Recorded data

------------------------

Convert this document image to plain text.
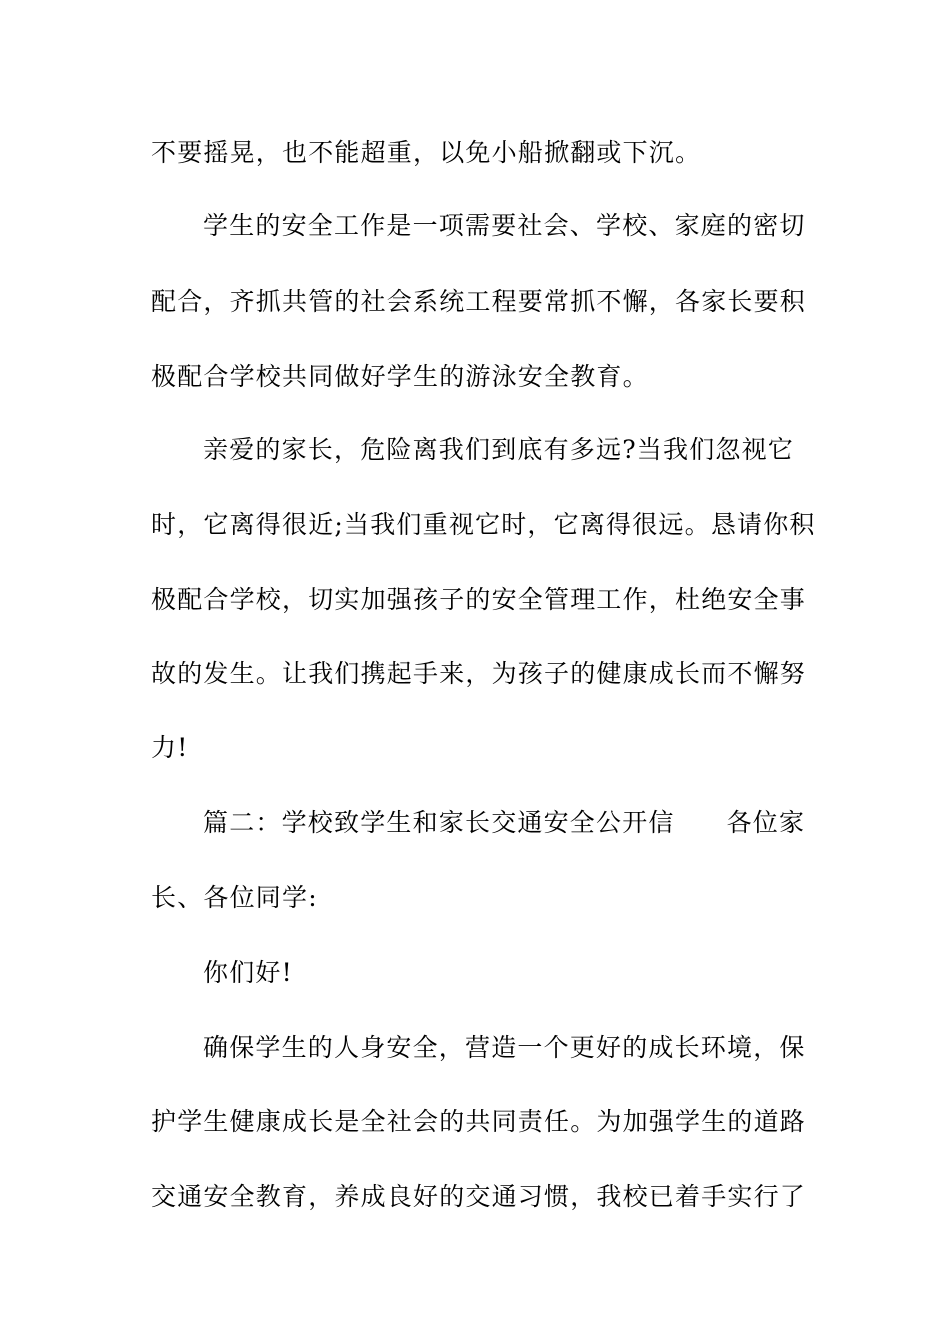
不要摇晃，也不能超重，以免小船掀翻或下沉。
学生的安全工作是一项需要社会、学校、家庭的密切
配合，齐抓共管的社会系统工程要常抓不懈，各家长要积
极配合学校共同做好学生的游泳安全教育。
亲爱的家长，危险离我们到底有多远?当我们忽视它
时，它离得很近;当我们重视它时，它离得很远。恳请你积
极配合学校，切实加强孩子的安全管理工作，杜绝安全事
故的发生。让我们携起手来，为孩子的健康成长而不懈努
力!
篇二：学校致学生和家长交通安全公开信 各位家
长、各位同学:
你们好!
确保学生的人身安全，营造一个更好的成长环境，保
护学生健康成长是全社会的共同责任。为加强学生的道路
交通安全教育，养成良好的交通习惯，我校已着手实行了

------------------------

Task goal >> Reproduce every entry word for word, but skip any pictures.

Exercise answer >>
Convert this document image to plain text.
不要摇晃，也不能超重，以免小船掀翻或下沉。
学生的安全工作是一项需要社会、学校、家庭的密切
配合，齐抓共管的社会系统工程要常抓不懈，各家长要积
极配合学校共同做好学生的游泳安全教育。
亲爱的家长，危险离我们到底有多远?当我们忽视它
时，它离得很近;当我们重视它时，它离得很远。恳请你积
极配合学校，切实加强孩子的安全管理工作，杜绝安全事
故的发生。让我们携起手来，为孩子的健康成长而不懈努
力!
篇二：学校致学生和家长交通安全公开信 各位家
长、各位同学:
你们好!
确保学生的人身安全，营造一个更好的成长环境，保
护学生健康成长是全社会的共同责任。为加强学生的道路
交通安全教育，养成良好的交通习惯，我校已着手实行了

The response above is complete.